[Stored entries]
-------------------------
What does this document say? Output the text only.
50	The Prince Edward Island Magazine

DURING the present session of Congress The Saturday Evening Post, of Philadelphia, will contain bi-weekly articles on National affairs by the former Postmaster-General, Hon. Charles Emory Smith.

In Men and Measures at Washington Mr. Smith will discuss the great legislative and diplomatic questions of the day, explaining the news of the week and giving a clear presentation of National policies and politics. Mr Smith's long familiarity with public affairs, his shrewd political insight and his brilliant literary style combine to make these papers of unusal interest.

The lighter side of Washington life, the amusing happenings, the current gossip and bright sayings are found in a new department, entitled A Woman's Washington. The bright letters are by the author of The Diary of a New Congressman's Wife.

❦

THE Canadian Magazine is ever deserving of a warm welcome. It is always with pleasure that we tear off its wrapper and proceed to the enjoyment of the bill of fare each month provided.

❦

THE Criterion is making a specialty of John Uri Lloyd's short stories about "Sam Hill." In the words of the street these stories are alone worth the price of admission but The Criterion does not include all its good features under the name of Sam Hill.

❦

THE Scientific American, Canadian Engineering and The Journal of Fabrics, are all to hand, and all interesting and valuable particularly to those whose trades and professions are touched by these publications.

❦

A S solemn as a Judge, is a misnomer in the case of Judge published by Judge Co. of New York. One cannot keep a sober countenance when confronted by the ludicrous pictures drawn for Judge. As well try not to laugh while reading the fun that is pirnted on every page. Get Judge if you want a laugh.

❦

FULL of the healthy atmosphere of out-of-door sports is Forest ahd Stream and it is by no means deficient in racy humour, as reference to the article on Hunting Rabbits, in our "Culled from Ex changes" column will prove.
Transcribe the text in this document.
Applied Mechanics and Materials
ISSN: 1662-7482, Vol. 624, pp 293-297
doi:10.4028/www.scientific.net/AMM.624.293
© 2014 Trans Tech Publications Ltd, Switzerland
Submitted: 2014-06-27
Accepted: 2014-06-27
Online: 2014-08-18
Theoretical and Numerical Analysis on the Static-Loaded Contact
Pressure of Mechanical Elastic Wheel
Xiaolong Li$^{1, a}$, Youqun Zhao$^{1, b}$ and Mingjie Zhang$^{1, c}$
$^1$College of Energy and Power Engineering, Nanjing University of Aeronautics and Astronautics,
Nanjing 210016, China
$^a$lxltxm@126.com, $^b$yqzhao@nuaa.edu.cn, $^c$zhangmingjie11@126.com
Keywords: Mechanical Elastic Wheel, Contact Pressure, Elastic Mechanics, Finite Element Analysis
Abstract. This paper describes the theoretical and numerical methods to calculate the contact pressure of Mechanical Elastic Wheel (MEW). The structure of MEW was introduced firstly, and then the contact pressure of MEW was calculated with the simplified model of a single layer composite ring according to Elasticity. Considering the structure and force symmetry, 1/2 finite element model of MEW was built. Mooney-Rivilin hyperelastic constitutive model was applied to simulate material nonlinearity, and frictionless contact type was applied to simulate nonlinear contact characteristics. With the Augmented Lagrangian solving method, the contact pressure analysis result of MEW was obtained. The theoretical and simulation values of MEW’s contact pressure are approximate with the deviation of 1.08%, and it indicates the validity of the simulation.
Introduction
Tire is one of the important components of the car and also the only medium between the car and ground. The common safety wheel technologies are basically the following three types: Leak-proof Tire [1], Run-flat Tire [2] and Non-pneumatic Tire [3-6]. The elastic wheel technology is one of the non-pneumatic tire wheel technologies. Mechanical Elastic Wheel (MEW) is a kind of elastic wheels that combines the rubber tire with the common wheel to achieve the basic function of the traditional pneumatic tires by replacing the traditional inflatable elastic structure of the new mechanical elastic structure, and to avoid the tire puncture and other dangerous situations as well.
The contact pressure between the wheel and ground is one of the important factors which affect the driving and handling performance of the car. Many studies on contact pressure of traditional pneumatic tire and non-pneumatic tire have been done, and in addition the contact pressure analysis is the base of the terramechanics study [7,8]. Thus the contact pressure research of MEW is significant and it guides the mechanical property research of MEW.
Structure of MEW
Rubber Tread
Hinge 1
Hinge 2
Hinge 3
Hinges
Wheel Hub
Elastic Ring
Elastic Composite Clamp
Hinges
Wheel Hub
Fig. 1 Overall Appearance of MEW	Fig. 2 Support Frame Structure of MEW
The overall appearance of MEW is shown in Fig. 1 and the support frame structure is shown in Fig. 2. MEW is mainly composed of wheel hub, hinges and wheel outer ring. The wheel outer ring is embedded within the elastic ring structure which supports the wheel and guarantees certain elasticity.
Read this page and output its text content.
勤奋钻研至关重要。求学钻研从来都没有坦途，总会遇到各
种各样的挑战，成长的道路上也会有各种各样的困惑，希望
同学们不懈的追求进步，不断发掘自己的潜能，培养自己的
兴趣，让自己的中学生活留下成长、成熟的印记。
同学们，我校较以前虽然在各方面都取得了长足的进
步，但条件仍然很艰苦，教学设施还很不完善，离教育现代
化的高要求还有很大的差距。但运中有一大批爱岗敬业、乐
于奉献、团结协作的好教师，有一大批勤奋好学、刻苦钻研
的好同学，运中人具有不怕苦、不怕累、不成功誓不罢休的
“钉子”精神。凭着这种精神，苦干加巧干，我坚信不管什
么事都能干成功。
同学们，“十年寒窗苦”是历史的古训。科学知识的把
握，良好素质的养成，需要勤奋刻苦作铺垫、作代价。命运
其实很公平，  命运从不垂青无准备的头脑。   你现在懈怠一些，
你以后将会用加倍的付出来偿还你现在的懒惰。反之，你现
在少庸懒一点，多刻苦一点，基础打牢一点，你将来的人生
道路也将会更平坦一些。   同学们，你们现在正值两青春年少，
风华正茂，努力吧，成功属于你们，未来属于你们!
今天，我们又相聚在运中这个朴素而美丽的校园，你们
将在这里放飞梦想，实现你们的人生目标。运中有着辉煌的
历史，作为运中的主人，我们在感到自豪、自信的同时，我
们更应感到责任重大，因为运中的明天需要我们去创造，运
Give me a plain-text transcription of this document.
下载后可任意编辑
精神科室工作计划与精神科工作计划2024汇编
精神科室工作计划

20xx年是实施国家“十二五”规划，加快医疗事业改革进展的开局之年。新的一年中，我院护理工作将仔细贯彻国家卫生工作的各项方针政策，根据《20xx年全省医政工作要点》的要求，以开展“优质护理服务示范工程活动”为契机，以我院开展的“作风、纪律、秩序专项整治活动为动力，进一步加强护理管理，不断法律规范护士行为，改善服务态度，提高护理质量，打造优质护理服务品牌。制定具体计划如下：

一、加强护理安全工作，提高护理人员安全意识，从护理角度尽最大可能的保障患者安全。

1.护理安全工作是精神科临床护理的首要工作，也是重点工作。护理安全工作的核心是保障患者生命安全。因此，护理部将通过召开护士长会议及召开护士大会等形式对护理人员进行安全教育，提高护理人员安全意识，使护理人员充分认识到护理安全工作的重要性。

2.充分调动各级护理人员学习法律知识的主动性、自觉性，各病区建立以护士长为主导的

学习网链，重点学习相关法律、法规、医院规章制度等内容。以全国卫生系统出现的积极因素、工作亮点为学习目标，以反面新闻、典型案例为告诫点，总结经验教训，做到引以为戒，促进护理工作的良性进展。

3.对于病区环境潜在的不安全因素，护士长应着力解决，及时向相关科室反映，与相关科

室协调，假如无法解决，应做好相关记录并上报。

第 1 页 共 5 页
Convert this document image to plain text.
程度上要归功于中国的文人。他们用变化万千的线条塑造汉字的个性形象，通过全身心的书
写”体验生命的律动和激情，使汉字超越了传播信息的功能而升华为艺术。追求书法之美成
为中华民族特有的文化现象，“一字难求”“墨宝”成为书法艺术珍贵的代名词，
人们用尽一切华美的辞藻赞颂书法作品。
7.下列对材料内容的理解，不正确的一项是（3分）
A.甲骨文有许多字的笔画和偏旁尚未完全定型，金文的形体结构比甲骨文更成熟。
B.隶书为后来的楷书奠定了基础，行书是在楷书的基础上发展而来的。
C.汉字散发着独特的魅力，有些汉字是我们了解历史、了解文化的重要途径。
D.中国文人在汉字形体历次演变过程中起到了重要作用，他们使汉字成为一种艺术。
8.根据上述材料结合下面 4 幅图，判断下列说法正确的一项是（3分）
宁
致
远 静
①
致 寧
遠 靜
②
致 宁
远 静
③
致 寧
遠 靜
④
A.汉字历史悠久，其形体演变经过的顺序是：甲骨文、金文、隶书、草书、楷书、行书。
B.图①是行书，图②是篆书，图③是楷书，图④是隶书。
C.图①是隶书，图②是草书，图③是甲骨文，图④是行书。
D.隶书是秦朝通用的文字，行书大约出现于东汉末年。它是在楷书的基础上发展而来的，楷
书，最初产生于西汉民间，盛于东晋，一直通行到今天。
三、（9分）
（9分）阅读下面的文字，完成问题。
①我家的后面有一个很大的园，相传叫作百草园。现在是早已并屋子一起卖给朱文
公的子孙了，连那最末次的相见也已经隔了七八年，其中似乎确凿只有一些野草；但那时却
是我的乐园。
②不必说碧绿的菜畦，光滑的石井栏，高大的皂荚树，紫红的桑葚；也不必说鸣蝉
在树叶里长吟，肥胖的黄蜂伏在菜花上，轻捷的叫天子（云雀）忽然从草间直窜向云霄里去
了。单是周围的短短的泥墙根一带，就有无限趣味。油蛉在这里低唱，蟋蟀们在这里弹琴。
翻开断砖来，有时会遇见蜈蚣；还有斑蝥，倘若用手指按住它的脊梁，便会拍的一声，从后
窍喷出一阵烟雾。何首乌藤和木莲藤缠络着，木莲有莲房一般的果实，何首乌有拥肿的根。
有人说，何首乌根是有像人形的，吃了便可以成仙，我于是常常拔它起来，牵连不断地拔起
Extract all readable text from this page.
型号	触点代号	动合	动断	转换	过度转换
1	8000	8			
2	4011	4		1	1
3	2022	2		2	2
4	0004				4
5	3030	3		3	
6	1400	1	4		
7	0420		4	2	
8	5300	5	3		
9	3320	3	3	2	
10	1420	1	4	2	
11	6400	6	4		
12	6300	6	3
-------------------------
Show each line of the data that contains the string "affairs".

RESPONSE TO THE EXERCISE |
DURING the present session of Congress The Saturday Evening Post, of Philadelphia, will contain bi-weekly articles on National affairs by the former Postmaster-General, Hon. Charles Emory Smith.
In Men and Measures at Washington Mr. Smith will discuss the great legislative and diplomatic questions of the day, explaining the news of the week and giving a clear presentation of National policies and politics. Mr Smith's long familiarity with public affairs, his shrewd political insight and his brilliant literary style combine to make these papers of unusal interest.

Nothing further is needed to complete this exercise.